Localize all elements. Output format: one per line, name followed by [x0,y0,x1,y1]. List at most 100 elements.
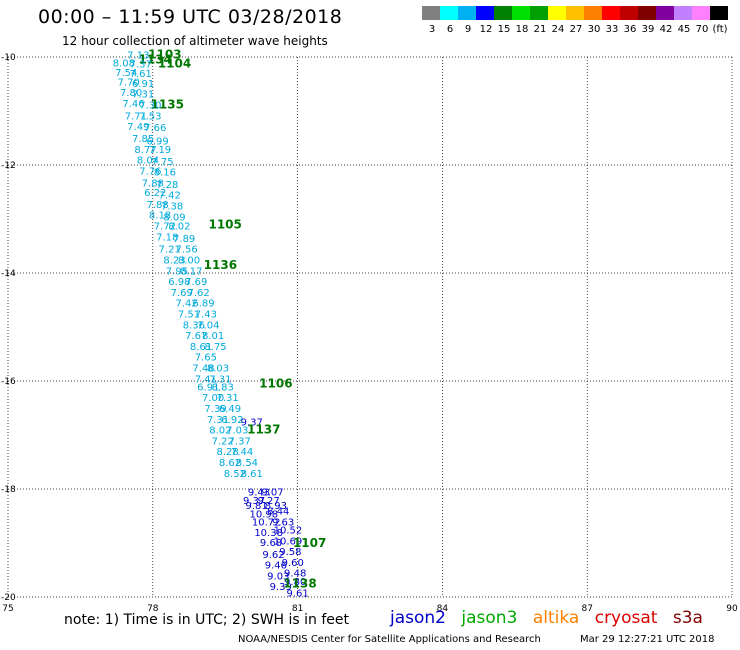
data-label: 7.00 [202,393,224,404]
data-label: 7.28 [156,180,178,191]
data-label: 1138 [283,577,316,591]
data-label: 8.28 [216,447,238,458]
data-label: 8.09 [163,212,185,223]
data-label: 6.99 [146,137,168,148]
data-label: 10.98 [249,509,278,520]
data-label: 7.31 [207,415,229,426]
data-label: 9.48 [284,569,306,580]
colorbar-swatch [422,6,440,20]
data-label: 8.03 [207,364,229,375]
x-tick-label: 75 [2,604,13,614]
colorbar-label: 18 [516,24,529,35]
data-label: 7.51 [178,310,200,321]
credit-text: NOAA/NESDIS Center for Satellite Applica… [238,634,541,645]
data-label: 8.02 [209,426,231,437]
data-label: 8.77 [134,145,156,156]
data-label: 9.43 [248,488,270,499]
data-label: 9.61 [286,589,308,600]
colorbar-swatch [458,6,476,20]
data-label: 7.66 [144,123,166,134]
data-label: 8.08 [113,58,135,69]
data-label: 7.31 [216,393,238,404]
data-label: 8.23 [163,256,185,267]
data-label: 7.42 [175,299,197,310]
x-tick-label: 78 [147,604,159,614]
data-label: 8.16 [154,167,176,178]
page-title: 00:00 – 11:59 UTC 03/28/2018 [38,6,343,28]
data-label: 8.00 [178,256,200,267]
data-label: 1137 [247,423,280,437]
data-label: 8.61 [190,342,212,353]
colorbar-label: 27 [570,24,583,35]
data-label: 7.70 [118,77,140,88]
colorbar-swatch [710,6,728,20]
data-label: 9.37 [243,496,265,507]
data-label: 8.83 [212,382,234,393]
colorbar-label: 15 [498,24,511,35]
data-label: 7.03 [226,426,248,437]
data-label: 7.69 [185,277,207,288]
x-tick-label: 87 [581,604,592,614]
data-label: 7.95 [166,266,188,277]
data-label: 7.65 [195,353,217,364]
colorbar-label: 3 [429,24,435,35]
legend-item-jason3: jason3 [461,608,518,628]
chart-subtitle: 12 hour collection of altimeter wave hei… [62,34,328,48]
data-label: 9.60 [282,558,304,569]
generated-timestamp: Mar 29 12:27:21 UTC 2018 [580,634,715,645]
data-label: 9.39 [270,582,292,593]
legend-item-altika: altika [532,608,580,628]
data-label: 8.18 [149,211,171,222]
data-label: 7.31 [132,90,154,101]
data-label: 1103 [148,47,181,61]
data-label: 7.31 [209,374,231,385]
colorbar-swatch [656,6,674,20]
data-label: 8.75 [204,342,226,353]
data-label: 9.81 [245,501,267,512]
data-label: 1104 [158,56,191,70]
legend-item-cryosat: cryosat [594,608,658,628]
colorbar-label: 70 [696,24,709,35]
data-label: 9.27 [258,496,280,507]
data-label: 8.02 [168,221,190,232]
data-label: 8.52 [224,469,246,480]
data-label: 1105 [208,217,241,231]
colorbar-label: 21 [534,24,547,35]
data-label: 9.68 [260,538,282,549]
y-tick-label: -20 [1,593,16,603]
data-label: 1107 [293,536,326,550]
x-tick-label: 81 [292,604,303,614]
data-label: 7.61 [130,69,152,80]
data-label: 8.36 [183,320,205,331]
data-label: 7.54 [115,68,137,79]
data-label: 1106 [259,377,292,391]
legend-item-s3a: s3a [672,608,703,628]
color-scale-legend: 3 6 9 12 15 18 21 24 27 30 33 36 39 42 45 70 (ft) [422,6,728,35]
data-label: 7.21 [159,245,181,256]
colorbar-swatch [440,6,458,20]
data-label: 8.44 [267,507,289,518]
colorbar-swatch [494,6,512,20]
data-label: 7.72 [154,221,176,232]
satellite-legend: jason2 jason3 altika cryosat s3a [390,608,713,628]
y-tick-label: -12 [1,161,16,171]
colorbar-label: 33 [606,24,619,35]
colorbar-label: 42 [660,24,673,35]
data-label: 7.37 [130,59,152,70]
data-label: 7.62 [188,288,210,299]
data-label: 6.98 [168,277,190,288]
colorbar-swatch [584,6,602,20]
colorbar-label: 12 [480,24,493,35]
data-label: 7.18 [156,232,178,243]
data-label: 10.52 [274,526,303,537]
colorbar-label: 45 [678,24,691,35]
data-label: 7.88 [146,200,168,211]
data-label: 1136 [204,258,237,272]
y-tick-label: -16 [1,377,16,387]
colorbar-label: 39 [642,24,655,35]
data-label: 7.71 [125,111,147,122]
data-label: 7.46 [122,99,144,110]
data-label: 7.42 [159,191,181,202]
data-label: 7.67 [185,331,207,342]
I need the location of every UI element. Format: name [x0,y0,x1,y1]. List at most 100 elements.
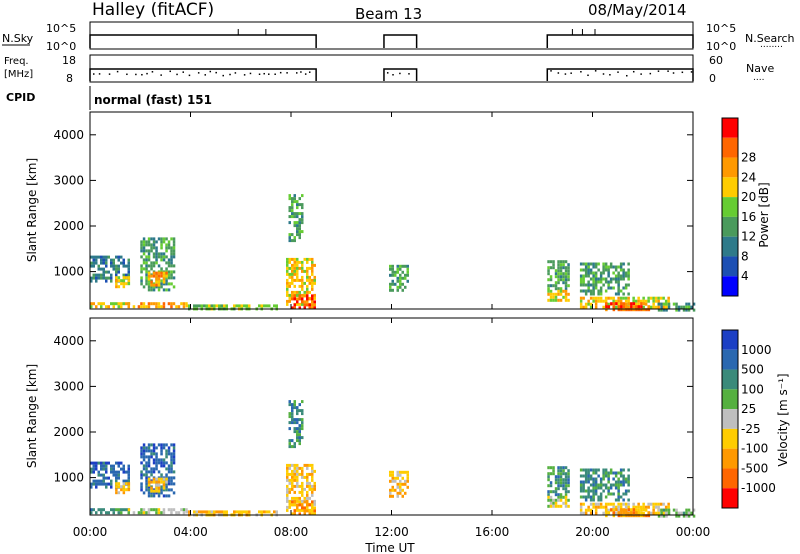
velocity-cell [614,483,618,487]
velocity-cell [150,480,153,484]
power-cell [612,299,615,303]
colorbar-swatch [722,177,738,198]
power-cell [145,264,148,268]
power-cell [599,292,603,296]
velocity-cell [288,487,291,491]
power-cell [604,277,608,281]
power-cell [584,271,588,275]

◆ GIVEN REQUEST
Output the rows from the line containing "data-label: 7.00 [202,393,224,404]" through the line containing "legend-item-jason3: jason3 [461,608,518,628]", copying each one verbatim.

◆ SOLUTION FOR THIS EXERCISE
data-label: 7.00 [202,393,224,404]
data-label: 7.28 [156,180,178,191]
data-label: 1138 [283,577,316,591]
data-label: 8.28 [216,447,238,458]
data-label: 8.09 [163,212,185,223]
data-label: 6.99 [146,137,168,148]
data-label: 10.98 [249,509,278,520]
data-label: 7.31 [207,415,229,426]
data-label: 9.48 [284,569,306,580]
colorbar-swatch [422,6,440,20]
data-label: 8.03 [207,364,229,375]
x-tick-label: 75 [2,604,13,614]
colorbar-label: 18 [516,24,529,35]
data-label: 7.51 [178,310,200,321]
credit-text: NOAA/NESDIS Center for Satellite Applica… [238,634,541,645]
data-label: 8.02 [209,426,231,437]
data-label: 8.77 [134,145,156,156]
data-label: 9.43 [248,488,270,499]
data-label: 9.61 [286,589,308,600]
colorbar-swatch [458,6,476,20]
data-label: 7.66 [144,123,166,134]
data-label: 8.08 [113,58,135,69]
data-label: 7.31 [216,393,238,404]
data-label: 8.23 [163,256,185,267]
data-label: 7.42 [175,299,197,310]
x-tick-label: 78 [147,604,159,614]
data-label: 8.16 [154,167,176,178]
page-title: 00:00 – 11:59 UTC 03/28/2018 [38,6,343,28]
data-label: 8.00 [178,256,200,267]
data-label: 1137 [247,423,280,437]
data-label: 8.61 [190,342,212,353]
colorbar-label: 27 [570,24,583,35]
data-label: 7.70 [118,77,140,88]
colorbar-swatch [710,6,728,20]
data-label: 9.37 [243,496,265,507]
data-label: 8.83 [212,382,234,393]
colorbar-label: 15 [498,24,511,35]
data-label: 7.03 [226,426,248,437]
data-label: 7.69 [185,277,207,288]
x-tick-label: 87 [581,604,592,614]
data-label: 7.95 [166,266,188,277]
data-label: 7.65 [195,353,217,364]
colorbar-label: 3 [429,24,435,35]
legend-item-jason3: jason3 [461,608,518,628]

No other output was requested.